• _Written problem_:
Print all records exactly, leaving nothing out.

• _Dataset rows_:
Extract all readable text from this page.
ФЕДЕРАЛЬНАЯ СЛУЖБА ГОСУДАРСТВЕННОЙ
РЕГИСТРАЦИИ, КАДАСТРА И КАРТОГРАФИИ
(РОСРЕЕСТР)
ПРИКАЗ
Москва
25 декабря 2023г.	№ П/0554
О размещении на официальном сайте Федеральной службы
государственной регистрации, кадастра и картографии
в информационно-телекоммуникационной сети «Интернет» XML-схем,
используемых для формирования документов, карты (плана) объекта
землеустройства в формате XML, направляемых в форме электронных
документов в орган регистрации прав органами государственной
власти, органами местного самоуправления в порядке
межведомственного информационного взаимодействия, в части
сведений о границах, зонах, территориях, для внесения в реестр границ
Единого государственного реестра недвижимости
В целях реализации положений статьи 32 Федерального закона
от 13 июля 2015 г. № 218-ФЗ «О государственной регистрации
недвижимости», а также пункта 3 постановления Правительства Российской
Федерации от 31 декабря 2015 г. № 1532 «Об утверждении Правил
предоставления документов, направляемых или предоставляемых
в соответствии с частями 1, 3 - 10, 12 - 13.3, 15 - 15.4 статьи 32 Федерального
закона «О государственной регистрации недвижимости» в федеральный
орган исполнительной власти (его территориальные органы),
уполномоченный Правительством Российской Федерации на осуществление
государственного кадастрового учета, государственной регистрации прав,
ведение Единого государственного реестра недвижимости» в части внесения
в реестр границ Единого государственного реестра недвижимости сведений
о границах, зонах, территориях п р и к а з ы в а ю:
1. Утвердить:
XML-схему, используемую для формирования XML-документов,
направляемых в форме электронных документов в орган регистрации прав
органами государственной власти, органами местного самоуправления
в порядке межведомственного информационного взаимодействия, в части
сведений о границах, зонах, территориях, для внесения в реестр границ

• _The result_:
Extract all readable text from this page.
ФЕДЕРАЛЬНАЯ СЛУЖБА ГОСУДАРСТВЕННОЙ
РЕГИСТРАЦИИ, КАДАСТРА И КАРТОГРАФИИ
(РОСРЕЕСТР)
ПРИКАЗ
Москва
25 декабря 2023г.	№ П/0554
О размещении на официальном сайте Федеральной службы
государственной регистрации, кадастра и картографии
в информационно-телекоммуникационной сети «Интернет» XML-схем,
используемых для формирования документов, карты (плана) объекта
землеустройства в формате XML, направляемых в форме электронных
документов в орган регистрации прав органами государственной
власти, органами местного самоуправления в порядке
межведомственного информационного взаимодействия, в части
сведений о границах, зонах, территориях, для внесения в реестр границ
Единого государственного реестра недвижимости
В целях реализации положений статьи 32 Федерального закона
от 13 июля 2015 г. № 218-ФЗ «О государственной регистрации
недвижимости», а также пункта 3 постановления Правительства Российской
Федерации от 31 декабря 2015 г. № 1532 «Об утверждении Правил
предоставления документов, направляемых или предоставляемых
в соответствии с частями 1, 3 - 10, 12 - 13.3, 15 - 15.4 статьи 32 Федерального
закона «О государственной регистрации недвижимости» в федеральный
орган исполнительной власти (его территориальные органы),
уполномоченный Правительством Российской Федерации на осуществление
государственного кадастрового учета, государственной регистрации прав,
ведение Единого государственного реестра недвижимости» в части внесения
в реестр границ Единого государственного реестра недвижимости сведений
о границах, зонах, территориях п р и к а з ы в а ю:
1. Утвердить:
XML-схему, используемую для формирования XML-документов,
направляемых в форме электронных документов в орган регистрации прав
органами государственной власти, органами местного самоуправления
в порядке межведомственного информационного взаимодействия, в части
сведений о границах, зонах, территориях, для внесения в реестр границ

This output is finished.